--- begin EXTRACTED DATA ---

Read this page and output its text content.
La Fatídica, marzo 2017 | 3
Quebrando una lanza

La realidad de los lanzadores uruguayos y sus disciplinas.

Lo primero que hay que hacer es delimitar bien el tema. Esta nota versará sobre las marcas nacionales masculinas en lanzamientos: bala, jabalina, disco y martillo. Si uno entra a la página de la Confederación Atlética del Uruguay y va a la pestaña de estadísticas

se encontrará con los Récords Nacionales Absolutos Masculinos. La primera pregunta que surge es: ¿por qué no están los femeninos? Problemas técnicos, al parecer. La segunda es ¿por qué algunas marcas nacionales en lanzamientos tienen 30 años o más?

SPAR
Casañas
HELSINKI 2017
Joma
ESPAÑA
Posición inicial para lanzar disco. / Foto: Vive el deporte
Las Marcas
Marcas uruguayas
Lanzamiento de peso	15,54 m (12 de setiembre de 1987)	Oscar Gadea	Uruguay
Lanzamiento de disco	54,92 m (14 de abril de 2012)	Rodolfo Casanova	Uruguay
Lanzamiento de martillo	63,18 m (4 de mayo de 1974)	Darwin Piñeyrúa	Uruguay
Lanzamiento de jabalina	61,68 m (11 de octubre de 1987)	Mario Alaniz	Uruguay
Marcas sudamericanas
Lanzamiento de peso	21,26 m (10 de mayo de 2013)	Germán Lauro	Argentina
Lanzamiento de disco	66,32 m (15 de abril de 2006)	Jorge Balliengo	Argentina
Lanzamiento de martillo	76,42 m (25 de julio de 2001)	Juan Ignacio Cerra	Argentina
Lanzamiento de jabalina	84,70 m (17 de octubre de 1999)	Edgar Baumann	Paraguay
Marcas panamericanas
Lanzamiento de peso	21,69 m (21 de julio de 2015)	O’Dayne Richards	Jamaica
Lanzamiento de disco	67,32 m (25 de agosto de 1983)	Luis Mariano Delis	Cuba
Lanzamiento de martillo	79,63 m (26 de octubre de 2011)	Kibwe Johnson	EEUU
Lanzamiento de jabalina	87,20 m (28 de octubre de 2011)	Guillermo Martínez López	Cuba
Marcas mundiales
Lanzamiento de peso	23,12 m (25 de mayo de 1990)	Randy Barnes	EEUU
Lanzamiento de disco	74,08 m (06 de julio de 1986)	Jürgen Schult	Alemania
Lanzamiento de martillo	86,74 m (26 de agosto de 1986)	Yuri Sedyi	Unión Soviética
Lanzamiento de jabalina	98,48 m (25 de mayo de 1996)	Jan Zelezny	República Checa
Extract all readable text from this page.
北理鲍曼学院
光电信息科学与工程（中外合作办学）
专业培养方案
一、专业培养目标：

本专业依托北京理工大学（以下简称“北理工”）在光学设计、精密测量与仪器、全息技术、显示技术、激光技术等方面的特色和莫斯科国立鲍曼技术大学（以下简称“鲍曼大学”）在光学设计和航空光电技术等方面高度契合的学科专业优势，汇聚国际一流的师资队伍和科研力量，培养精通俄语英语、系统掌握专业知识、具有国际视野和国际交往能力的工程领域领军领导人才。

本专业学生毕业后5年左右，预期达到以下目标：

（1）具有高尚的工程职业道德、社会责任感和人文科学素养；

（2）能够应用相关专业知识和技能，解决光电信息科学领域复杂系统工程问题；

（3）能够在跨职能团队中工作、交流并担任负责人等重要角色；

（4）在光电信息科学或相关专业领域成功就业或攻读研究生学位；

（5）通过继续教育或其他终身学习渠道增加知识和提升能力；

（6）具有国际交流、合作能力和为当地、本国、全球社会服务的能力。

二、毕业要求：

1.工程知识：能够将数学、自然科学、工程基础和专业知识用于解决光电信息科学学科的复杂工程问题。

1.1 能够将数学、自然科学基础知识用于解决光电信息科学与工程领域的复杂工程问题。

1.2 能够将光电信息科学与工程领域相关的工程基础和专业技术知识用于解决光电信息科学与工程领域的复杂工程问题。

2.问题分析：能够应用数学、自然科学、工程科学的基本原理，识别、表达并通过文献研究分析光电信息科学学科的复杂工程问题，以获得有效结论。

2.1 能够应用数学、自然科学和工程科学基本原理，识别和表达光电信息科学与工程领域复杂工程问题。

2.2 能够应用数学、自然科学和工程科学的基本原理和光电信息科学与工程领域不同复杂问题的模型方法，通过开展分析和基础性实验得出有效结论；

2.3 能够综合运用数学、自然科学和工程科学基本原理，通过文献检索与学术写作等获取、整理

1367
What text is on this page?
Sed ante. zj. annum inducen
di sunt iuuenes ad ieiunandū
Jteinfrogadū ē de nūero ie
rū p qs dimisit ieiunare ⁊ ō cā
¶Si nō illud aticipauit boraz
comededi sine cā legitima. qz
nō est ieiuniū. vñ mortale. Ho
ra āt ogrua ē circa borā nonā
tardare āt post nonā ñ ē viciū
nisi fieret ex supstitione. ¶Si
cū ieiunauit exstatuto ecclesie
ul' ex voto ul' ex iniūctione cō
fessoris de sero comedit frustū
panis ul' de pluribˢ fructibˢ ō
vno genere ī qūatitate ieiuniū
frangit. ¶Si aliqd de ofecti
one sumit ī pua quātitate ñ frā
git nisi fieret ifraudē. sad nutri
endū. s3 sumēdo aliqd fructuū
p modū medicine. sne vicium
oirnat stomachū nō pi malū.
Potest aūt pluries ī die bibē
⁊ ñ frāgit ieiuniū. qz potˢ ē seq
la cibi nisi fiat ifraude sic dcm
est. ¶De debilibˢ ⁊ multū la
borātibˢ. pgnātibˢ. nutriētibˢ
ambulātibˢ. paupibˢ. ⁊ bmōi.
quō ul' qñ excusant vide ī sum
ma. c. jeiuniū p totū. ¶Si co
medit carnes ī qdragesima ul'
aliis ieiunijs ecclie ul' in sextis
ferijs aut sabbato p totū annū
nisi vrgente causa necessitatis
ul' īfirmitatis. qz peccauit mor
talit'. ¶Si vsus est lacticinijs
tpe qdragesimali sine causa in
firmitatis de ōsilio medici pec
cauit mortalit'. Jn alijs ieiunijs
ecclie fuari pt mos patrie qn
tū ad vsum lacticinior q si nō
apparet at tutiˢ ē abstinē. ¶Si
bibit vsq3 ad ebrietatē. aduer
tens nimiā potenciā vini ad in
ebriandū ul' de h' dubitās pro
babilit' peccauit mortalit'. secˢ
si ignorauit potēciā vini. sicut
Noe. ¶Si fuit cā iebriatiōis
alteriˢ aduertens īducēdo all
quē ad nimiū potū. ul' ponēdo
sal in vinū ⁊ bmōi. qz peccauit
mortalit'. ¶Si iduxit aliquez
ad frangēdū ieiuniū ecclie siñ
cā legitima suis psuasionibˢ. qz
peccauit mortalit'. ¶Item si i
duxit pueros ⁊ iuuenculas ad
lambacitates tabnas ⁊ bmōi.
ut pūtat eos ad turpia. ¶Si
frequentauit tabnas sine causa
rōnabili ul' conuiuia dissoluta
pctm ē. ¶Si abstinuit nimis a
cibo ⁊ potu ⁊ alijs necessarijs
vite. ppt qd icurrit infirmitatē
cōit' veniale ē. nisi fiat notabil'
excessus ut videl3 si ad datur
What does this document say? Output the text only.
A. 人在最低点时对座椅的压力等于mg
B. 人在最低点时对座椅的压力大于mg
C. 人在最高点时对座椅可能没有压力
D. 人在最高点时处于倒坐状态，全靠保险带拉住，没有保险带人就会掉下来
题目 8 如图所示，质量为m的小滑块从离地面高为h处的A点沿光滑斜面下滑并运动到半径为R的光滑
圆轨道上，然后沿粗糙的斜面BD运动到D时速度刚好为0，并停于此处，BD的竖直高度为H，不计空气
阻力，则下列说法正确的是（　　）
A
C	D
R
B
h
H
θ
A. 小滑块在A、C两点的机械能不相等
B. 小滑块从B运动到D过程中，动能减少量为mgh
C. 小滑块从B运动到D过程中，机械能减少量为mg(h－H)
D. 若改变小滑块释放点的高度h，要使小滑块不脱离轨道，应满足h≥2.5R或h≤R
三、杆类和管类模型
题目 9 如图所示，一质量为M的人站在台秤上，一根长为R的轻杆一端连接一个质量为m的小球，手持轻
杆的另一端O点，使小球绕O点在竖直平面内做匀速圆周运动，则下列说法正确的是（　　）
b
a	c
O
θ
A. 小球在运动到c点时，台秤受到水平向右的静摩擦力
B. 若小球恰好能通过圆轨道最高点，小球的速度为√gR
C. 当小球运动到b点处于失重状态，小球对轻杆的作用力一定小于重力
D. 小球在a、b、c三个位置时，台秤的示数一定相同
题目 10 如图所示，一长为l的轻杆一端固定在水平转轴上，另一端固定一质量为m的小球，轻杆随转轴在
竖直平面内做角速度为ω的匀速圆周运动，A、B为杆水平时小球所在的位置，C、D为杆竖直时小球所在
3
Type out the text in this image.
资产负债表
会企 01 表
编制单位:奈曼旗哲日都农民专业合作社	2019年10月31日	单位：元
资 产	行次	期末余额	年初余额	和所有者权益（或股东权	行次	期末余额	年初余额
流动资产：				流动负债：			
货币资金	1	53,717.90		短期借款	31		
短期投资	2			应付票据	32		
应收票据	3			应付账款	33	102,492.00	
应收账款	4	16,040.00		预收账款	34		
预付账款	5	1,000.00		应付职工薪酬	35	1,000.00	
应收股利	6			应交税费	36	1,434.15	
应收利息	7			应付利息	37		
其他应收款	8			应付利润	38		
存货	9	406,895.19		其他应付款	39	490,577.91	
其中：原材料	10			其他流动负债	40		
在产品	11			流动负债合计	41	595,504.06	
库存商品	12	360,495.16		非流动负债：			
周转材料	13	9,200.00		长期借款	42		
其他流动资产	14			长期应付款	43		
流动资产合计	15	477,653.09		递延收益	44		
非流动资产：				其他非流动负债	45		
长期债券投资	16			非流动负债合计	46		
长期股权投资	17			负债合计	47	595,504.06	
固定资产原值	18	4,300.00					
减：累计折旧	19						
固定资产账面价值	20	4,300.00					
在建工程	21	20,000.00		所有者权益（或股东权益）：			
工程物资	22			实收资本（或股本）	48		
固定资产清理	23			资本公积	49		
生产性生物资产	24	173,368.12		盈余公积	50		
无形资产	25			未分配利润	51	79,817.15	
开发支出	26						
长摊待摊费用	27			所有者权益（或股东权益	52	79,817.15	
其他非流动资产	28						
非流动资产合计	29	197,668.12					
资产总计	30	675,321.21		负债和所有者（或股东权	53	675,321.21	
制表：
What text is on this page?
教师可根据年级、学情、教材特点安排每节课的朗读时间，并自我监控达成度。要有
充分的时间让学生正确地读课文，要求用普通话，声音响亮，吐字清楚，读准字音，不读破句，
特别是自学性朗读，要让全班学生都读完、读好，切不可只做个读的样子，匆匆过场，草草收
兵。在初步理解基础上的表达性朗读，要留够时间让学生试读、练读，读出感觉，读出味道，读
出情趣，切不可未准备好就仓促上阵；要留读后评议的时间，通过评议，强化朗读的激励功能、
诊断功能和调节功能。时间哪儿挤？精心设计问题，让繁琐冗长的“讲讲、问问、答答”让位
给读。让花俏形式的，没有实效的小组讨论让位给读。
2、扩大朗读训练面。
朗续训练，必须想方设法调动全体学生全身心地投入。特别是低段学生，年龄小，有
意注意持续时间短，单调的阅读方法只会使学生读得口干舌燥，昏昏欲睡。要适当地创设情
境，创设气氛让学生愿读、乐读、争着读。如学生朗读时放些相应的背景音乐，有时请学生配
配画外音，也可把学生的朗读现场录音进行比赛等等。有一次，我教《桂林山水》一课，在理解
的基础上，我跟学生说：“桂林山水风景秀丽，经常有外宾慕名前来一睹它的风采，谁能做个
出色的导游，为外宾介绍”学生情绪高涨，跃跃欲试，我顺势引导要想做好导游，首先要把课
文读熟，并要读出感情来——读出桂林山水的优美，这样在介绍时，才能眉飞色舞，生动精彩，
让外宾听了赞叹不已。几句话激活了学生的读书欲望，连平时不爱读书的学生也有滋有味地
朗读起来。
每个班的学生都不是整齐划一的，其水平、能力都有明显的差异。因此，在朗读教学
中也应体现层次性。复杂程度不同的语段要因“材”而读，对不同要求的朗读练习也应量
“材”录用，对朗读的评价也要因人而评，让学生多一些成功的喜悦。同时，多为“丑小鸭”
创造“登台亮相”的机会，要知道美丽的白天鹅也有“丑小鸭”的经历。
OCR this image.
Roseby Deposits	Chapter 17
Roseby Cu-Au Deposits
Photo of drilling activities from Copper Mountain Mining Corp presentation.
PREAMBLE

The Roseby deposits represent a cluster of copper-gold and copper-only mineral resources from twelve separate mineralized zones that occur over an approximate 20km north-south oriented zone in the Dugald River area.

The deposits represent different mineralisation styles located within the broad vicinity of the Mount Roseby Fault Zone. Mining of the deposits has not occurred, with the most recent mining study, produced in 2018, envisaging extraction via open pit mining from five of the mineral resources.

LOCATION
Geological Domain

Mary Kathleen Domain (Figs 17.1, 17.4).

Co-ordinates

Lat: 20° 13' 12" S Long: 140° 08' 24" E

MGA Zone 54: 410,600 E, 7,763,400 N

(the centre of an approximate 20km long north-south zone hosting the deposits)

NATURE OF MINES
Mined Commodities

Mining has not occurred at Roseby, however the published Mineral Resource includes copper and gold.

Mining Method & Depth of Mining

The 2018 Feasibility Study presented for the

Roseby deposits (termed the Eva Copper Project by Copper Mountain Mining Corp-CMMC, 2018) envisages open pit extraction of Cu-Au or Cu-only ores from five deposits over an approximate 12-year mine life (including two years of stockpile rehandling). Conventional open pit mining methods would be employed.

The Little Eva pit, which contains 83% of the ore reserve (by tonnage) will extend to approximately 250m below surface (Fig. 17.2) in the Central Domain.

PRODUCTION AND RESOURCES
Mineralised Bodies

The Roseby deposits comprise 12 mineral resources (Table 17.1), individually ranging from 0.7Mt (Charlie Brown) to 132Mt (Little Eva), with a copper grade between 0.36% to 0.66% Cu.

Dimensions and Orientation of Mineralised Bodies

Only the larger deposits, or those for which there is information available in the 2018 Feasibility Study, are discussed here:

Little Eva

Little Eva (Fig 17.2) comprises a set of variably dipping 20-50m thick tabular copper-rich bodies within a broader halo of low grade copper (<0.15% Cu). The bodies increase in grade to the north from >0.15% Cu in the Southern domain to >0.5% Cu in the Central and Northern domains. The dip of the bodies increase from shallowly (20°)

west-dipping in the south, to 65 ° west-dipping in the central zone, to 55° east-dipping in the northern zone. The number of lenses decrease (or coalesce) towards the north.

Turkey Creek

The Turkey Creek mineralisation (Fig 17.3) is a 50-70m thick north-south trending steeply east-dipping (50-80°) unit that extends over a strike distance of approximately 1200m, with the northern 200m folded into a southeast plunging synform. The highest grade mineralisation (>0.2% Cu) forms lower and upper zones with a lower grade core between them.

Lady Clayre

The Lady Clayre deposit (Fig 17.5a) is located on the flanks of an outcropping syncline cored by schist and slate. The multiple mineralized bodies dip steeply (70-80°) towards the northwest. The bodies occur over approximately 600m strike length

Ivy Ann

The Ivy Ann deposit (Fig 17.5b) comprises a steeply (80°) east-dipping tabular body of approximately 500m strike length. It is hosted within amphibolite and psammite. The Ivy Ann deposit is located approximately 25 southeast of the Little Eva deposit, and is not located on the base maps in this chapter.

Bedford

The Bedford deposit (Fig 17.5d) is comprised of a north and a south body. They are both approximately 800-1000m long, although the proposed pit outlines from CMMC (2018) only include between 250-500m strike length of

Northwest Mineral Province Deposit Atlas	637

--- end EXTRACTED DATA ---

▶ _DIRECTIVE_: Where a line in the material above holds "east", copy that line.

▶ _EXERCISE SOLUTION_:
west-dipping in the south, to 65 ° west-dipping in the central zone, to 55° east-dipping in the northern zone. The number of lenses decrease (or coalesce) towards the north.
The Turkey Creek mineralisation (Fig 17.3) is a 50-70m thick north-south trending steeply east-dipping (50-80°) unit that extends over a strike distance of approximately 1200m, with the northern 200m folded into a southeast plunging synform. The highest grade mineralisation (>0.2% Cu) forms lower and upper zones with a lower grade core between them.
The Ivy Ann deposit (Fig 17.5b) comprises a steeply (80°) east-dipping tabular body of approximately 500m strike length. It is hosted within amphibolite and psammite. The Ivy Ann deposit is located approximately 25 southeast of the Little Eva deposit, and is not located on the base maps in this chapter.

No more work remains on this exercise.